**AIM:**
Write the entries out again exactly as they stand, but without the pictures.

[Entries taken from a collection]
────

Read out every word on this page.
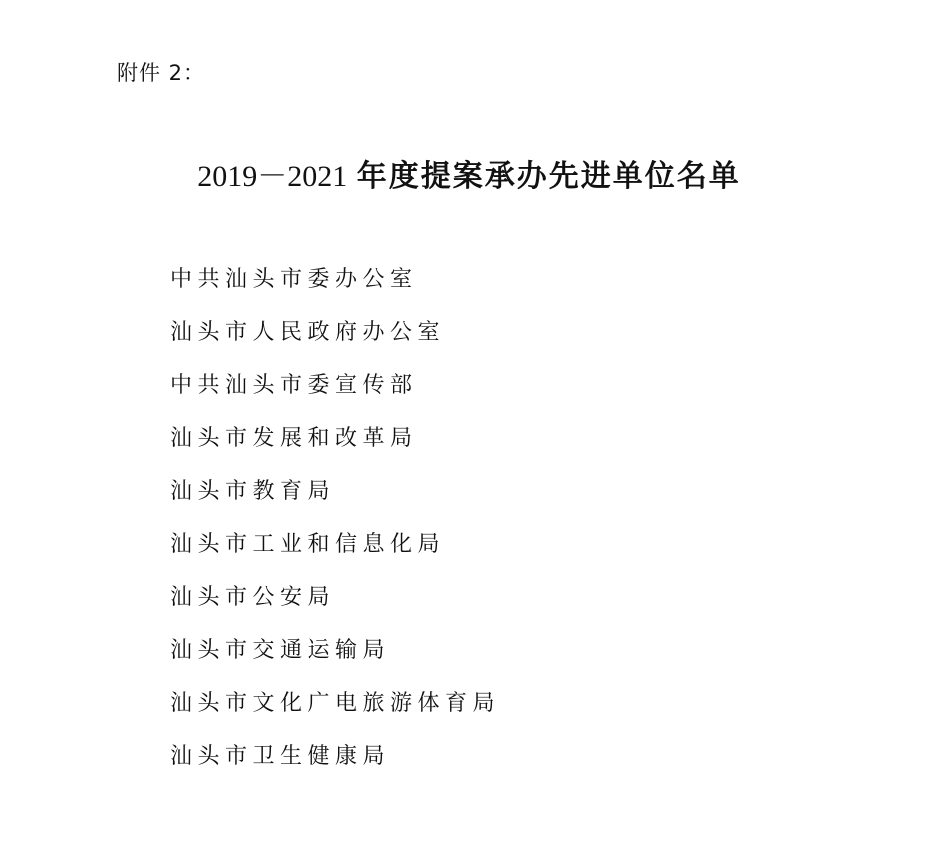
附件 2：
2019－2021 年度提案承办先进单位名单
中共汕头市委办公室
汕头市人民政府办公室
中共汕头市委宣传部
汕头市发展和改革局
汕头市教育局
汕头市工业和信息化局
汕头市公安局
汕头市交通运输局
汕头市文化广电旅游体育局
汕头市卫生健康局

────

**SOLUTION:**
Read out every word on this page.
附件 2：
2019－2021 年度提案承办先进单位名单
中共汕头市委办公室
汕头市人民政府办公室
中共汕头市委宣传部
汕头市发展和改革局
汕头市教育局
汕头市工业和信息化局
汕头市公安局
汕头市交通运输局
汕头市文化广电旅游体育局
汕头市卫生健康局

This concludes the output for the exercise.